» WRITTEN PROBLEM
Repeat the material below exactly, with no pictures.

» ROWS
○ ○ ○ ○ ○
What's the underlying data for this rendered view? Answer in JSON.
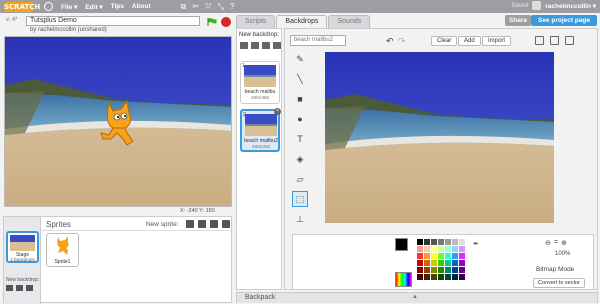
{
  "topbar": {
    "logo": "SCRATCH",
    "menus": [
      "File ▾",
      "Edit ▾",
      "Tips",
      "About"
    ],
    "saved": "Saved",
    "username": "rachelmccollin ▾"
  },
  "stage_header": {
    "version": "v. 4*",
    "project_title": "Tutsplus Demo",
    "owner": "by rachelmccollin (unshared)"
  },
  "stage": {
    "coords": "X: -240  Y: 180"
  },
  "sprites_panel": {
    "title": "Sprites",
    "new_sprite": "New sprite:",
    "stage_label": "Stage",
    "stage_sub": "2 backdrops",
    "new_backdrop": "New backdrop:",
    "sprite1": "Sprite1"
  },
  "tabs": [
    {
      "label": "Scripts"
    },
    {
      "label": "Backdrops"
    },
    {
      "label": "Sounds"
    }
  ],
  "share_label": "Share",
  "see_project": "See project page",
  "backdrop_list": {
    "label": "New backdrop:",
    "items": [
      {
        "num": "1",
        "name": "beach malibu",
        "size": "480x360"
      },
      {
        "num": "2",
        "name": "beach malibu2",
        "size": "480x360"
      }
    ]
  },
  "editor": {
    "backdrop_name": "beach malibu2",
    "clear": "Clear",
    "add": "Add",
    "import": "Import",
    "zoom": "100%",
    "mode": "Bitmap Mode",
    "convert": "Convert to vector"
  },
  "backpack": {
    "label": "Backpack"
  },
  "palette_colors": [
    "#000000",
    "#333333",
    "#555555",
    "#777777",
    "#999999",
    "#bbbbbb",
    "#dddddd",
    "#ff9999",
    "#ffcc99",
    "#ffff99",
    "#ccff99",
    "#99ffcc",
    "#99ccff",
    "#cc99ff",
    "#ff3333",
    "#ff9933",
    "#ffff33",
    "#66ff33",
    "#33ffcc",
    "#3399ff",
    "#cc33ff",
    "#cc0000",
    "#cc6600",
    "#cccc00",
    "#33cc00",
    "#00cc99",
    "#0066cc",
    "#9900cc",
    "#880000",
    "#884400",
    "#888800",
    "#228800",
    "#008866",
    "#004488",
    "#660088",
    "#440000",
    "#442200",
    "#444400",
    "#114400",
    "#004433",
    "#002244",
    "#330044"
  ]
}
○ ○ ○ ○ ○
» EXERCISE ANSWER
What's the underlying data for this rendered view? Answer in JSON.
{
  "topbar": {
    "logo": "SCRATCH",
    "menus": [
      "File ▾",
      "Edit ▾",
      "Tips",
      "About"
    ],
    "saved": "Saved",
    "username": "rachelmccollin ▾"
  },
  "stage_header": {
    "version": "v. 4*",
    "project_title": "Tutsplus Demo",
    "owner": "by rachelmccollin (unshared)"
  },
  "stage": {
    "coords": "X: -240  Y: 180"
  },
  "sprites_panel": {
    "title": "Sprites",
    "new_sprite": "New sprite:",
    "stage_label": "Stage",
    "stage_sub": "2 backdrops",
    "new_backdrop": "New backdrop:",
    "sprite1": "Sprite1"
  },
  "tabs": [
    {
      "label": "Scripts"
    },
    {
      "label": "Backdrops"
    },
    {
      "label": "Sounds"
    }
  ],
  "share_label": "Share",
  "see_project": "See project page",
  "backdrop_list": {
    "label": "New backdrop:",
    "items": [
      {
        "num": "1",
        "name": "beach malibu",
        "size": "480x360"
      },
      {
        "num": "2",
        "name": "beach malibu2",
        "size": "480x360"
      }
    ]
  },
  "editor": {
    "backdrop_name": "beach malibu2",
    "clear": "Clear",
    "add": "Add",
    "import": "Import",
    "zoom": "100%",
    "mode": "Bitmap Mode",
    "convert": "Convert to vector"
  },
  "backpack": {
    "label": "Backpack"
  },
  "palette_colors": [
    "#000000",
    "#333333",
    "#555555",
    "#777777",
    "#999999",
    "#bbbbbb",
    "#dddddd",
    "#ff9999",
    "#ffcc99",
    "#ffff99",
    "#ccff99",
    "#99ffcc",
    "#99ccff",
    "#cc99ff",
    "#ff3333",
    "#ff9933",
    "#ffff33",
    "#66ff33",
    "#33ffcc",
    "#3399ff",
    "#cc33ff",
    "#cc0000",
    "#cc6600",
    "#cccc00",
    "#33cc00",
    "#00cc99",
    "#0066cc",
    "#9900cc",
    "#880000",
    "#884400",
    "#888800",
    "#228800",
    "#008866",
    "#004488",
    "#660088",
    "#440000",
    "#442200",
    "#444400",
    "#114400",
    "#004433",
    "#002244",
    "#330044"
  ]
}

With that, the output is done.